- Your instructions -
Copy each line below in which the word "Gewichtsschraube" occurs.

-------------------------

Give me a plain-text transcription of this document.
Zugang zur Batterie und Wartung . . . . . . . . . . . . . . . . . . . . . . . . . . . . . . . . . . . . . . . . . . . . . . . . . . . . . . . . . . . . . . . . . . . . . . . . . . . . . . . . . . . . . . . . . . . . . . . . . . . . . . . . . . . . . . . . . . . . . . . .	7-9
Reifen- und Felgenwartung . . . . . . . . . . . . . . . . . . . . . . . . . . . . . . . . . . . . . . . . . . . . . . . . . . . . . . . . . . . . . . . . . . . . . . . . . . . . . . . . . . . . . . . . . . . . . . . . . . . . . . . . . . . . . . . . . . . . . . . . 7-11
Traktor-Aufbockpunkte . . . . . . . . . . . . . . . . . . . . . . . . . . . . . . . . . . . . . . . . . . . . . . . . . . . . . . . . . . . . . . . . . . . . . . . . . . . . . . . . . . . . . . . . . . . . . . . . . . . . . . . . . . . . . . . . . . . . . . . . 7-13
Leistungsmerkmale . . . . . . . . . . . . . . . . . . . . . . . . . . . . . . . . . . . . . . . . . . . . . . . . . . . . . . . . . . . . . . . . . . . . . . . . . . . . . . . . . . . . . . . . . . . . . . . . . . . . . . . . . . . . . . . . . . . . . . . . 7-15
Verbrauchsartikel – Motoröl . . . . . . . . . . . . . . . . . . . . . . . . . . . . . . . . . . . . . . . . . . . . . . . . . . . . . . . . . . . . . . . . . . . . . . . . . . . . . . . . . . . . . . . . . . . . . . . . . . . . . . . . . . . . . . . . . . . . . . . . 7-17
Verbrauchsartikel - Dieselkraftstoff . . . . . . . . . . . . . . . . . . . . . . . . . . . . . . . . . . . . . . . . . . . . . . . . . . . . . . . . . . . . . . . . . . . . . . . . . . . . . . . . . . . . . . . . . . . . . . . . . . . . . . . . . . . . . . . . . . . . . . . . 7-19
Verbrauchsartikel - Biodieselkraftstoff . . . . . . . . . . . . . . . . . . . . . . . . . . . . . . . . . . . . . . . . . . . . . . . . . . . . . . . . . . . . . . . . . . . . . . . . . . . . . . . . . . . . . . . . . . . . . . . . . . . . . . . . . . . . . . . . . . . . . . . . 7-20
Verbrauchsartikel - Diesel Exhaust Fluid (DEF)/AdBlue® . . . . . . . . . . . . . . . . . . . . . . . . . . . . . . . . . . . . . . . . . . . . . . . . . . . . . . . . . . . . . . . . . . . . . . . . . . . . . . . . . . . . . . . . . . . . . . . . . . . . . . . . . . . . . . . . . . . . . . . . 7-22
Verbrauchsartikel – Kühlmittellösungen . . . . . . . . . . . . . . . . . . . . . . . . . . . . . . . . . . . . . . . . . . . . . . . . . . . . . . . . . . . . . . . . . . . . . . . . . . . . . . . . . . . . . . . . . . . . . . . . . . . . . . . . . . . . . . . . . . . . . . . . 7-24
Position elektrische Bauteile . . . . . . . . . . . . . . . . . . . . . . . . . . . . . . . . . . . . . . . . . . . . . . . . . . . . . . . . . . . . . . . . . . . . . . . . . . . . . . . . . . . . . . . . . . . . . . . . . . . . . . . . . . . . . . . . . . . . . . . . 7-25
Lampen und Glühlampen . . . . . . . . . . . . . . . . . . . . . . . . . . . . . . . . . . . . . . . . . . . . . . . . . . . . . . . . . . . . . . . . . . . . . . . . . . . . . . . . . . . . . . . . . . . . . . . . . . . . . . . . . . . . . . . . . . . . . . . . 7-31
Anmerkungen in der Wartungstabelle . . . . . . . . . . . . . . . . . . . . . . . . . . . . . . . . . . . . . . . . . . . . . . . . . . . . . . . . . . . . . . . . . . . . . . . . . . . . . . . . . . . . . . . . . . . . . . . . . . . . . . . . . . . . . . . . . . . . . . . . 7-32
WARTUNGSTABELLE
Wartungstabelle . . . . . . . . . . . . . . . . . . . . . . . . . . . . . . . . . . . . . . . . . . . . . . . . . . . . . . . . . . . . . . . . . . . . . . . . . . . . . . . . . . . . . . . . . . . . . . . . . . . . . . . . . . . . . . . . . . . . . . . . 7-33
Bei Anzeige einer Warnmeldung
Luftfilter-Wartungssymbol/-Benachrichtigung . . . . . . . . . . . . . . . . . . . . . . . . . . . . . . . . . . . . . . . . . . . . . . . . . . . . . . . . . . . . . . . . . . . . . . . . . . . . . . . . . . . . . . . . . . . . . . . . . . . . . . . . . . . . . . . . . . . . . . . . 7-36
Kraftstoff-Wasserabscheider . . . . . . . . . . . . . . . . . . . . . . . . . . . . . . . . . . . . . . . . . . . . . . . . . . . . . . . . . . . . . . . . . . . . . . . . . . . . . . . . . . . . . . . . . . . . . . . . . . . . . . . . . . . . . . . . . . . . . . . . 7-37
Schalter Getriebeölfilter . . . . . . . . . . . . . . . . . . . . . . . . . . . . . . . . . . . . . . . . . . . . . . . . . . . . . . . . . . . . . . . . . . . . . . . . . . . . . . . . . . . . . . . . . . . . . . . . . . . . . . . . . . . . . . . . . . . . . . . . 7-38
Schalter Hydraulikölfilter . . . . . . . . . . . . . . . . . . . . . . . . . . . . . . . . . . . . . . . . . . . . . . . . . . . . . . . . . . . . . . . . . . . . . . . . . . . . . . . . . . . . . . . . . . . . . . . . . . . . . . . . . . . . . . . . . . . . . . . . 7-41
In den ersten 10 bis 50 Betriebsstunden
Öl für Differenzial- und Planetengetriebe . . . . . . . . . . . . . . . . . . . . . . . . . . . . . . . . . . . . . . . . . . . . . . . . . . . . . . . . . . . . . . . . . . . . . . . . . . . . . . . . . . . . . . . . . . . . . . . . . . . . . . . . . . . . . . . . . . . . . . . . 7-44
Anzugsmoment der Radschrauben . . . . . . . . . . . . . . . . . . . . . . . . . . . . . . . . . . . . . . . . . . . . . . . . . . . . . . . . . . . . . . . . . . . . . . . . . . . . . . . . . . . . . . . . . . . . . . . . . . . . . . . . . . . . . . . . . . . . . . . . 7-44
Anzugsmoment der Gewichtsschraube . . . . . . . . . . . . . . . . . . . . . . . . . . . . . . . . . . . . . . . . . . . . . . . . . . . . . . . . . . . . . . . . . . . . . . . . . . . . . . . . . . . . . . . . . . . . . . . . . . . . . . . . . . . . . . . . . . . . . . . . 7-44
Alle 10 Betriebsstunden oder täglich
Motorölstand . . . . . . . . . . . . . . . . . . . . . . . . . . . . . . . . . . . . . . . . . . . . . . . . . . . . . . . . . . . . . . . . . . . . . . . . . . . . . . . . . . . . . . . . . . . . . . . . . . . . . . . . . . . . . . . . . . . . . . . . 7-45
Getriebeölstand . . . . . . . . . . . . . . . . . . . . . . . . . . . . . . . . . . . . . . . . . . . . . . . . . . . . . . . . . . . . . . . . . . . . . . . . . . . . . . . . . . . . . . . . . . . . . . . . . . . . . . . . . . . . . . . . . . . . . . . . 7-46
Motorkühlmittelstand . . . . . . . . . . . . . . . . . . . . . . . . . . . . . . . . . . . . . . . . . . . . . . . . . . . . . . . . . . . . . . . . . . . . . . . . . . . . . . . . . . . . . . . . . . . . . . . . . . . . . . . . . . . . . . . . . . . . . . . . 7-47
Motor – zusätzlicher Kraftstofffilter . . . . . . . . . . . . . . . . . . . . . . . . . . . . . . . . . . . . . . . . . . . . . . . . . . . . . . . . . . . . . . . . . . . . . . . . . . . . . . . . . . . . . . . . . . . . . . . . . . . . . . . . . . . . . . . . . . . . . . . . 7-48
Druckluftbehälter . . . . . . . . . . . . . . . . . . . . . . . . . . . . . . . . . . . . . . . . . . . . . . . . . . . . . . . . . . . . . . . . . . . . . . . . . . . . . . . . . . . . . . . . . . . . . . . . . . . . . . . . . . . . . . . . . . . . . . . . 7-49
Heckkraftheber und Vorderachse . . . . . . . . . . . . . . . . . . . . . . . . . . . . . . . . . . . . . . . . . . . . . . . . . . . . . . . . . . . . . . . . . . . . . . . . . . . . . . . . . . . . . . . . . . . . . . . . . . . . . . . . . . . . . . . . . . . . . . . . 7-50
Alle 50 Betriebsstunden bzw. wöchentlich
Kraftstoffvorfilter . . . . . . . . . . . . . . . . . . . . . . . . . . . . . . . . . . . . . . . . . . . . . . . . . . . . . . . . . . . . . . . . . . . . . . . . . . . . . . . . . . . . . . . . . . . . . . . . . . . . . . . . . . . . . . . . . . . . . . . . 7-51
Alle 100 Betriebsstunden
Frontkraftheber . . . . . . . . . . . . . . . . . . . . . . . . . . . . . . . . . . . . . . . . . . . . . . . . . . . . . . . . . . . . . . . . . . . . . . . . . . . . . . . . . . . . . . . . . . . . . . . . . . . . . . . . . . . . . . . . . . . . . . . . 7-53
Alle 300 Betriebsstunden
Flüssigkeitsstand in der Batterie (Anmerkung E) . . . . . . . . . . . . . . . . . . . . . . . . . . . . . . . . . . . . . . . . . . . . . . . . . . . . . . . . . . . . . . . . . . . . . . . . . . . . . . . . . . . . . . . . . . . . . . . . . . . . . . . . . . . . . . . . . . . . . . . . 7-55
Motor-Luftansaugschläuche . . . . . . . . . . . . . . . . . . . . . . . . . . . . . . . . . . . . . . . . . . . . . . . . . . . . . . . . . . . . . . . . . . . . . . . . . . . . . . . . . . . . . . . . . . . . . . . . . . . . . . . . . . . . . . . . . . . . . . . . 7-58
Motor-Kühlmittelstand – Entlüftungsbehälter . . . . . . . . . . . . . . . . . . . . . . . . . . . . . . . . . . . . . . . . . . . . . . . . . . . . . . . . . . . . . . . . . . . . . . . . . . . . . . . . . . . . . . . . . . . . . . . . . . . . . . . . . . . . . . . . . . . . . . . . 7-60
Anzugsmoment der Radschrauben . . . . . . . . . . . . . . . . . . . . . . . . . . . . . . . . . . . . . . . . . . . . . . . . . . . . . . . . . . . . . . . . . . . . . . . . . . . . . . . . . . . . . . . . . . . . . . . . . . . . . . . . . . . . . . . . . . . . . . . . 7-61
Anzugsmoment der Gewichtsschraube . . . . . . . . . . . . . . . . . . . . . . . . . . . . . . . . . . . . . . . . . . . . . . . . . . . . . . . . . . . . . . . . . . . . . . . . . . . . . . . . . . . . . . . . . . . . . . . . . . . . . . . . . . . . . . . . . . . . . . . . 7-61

-------------------------

- Finished exercise -
Anzugsmoment der Gewichtsschraube . . . . . . . . . . . . . . . . . . . . . . . . . . . . . . . . . . . . . . . . . . . . . . . . . . . . . . . . . . . . . . . . . . . . . . . . . . . . . . . . . . . . . . . . . . . . . . . . . . . . . . . . . . . . . . . . . . . . . . . . 7-44
Anzugsmoment der Gewichtsschraube . . . . . . . . . . . . . . . . . . . . . . . . . . . . . . . . . . . . . . . . . . . . . . . . . . . . . . . . . . . . . . . . . . . . . . . . . . . . . . . . . . . . . . . . . . . . . . . . . . . . . . . . . . . . . . . . . . . . . . . . 7-61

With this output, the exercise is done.